DIRECTIONS FOR THIS TASK
Provide an exact copy of the data, excluding the images.

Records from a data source
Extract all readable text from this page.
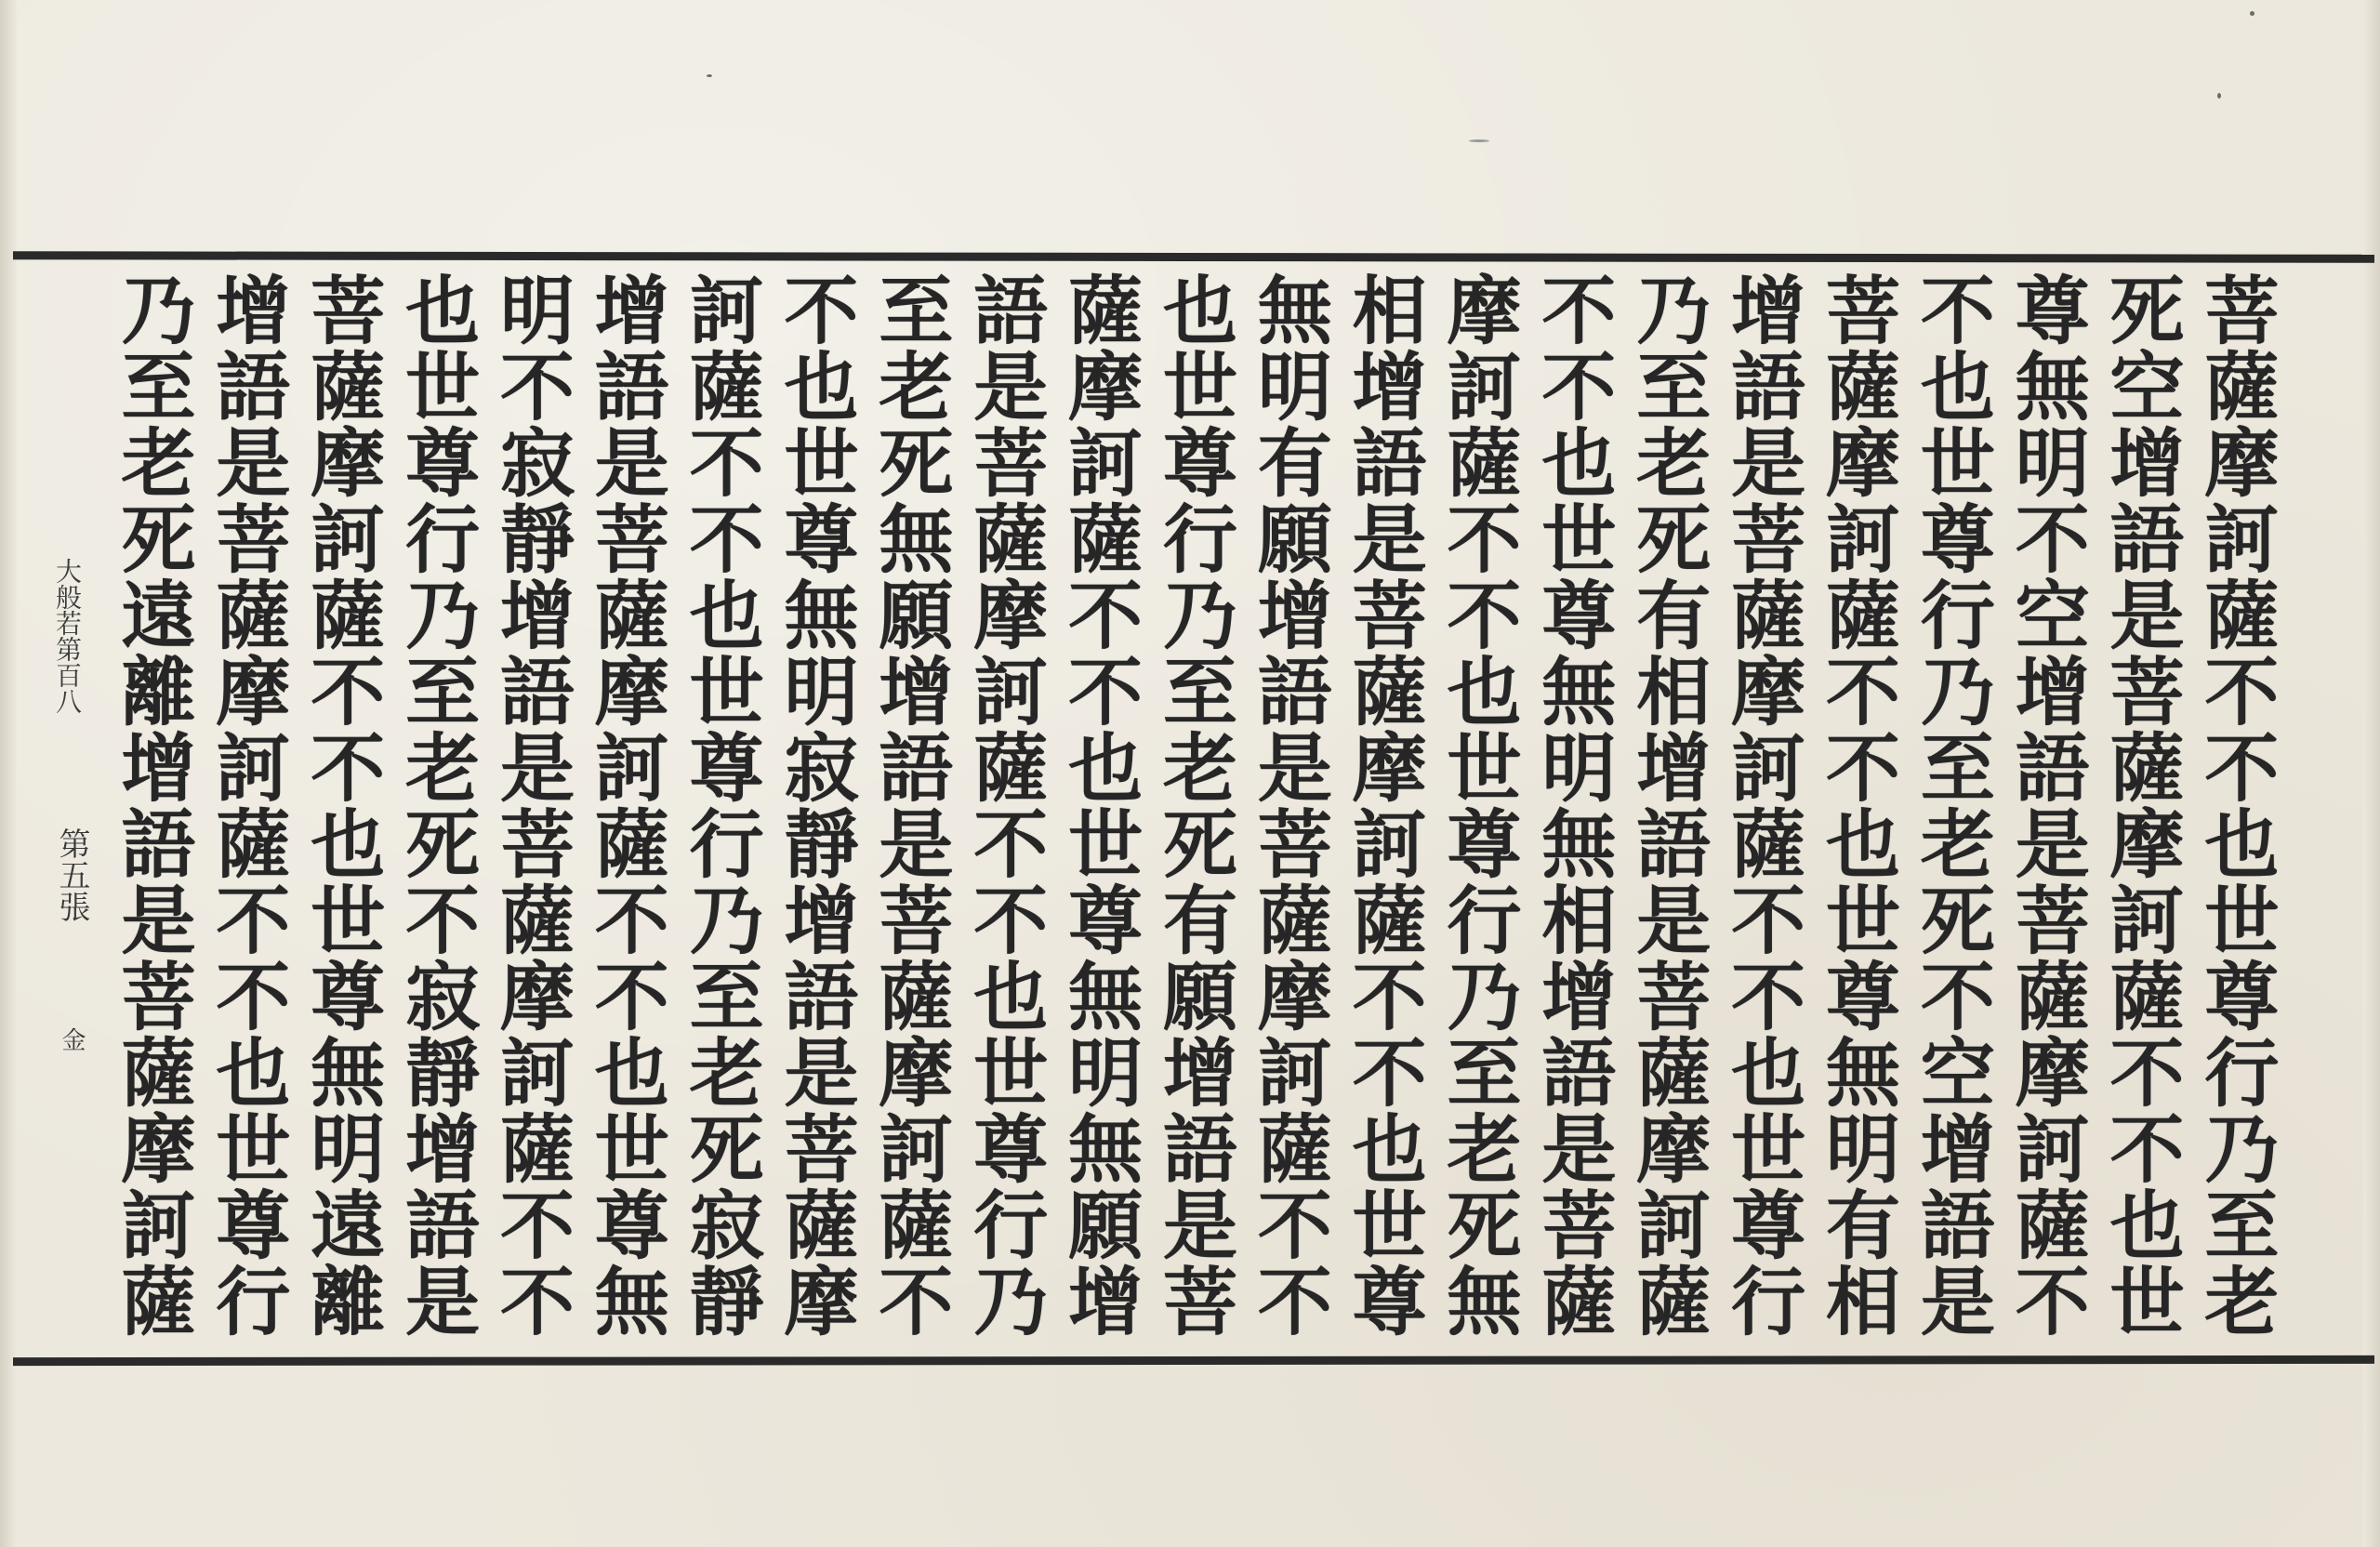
菩薩摩訶薩不不也世尊行乃至老
死空增語是菩薩摩訶薩不不也世
尊無明不空增語是菩薩摩訶薩不
不也世尊行乃至老死不空增語是
菩薩摩訶薩不不也世尊無明有相
增語是菩薩摩訶薩不不也世尊行
乃至老死有相增語是菩薩摩訶薩
不不也世尊無明無相增語是菩薩
摩訶薩不不也世尊行乃至老死無
相增語是菩薩摩訶薩不不也世尊
無明有願增語是菩薩摩訶薩不不
也世尊行乃至老死有願增語是菩
薩摩訶薩不不也世尊無明無願增
語是菩薩摩訶薩不不也世尊行乃
至老死無願增語是菩薩摩訶薩不
不也世尊無明寂靜增語是菩薩摩
訶薩不不也世尊行乃至老死寂靜
增語是菩薩摩訶薩不不也世尊無
明不寂靜增語是菩薩摩訶薩不不
也世尊行乃至老死不寂靜增語是
菩薩摩訶薩不不也世尊無明遠離
增語是菩薩摩訶薩不不也世尊行
乃至老死遠離增語是菩薩摩訶薩
大般若第百八
第五張
金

FINISHED EXERCISE
Extract all readable text from this page.
菩薩摩訶薩不不也世尊行乃至老
死空增語是菩薩摩訶薩不不也世
尊無明不空增語是菩薩摩訶薩不
不也世尊行乃至老死不空增語是
菩薩摩訶薩不不也世尊無明有相
增語是菩薩摩訶薩不不也世尊行
乃至老死有相增語是菩薩摩訶薩
不不也世尊無明無相增語是菩薩
摩訶薩不不也世尊行乃至老死無
相增語是菩薩摩訶薩不不也世尊
無明有願增語是菩薩摩訶薩不不
也世尊行乃至老死有願增語是菩
薩摩訶薩不不也世尊無明無願增
語是菩薩摩訶薩不不也世尊行乃
至老死無願增語是菩薩摩訶薩不
不也世尊無明寂靜增語是菩薩摩
訶薩不不也世尊行乃至老死寂靜
增語是菩薩摩訶薩不不也世尊無
明不寂靜增語是菩薩摩訶薩不不
也世尊行乃至老死不寂靜增語是
菩薩摩訶薩不不也世尊無明遠離
增語是菩薩摩訶薩不不也世尊行
乃至老死遠離增語是菩薩摩訶薩
大般若第百八
第五張
金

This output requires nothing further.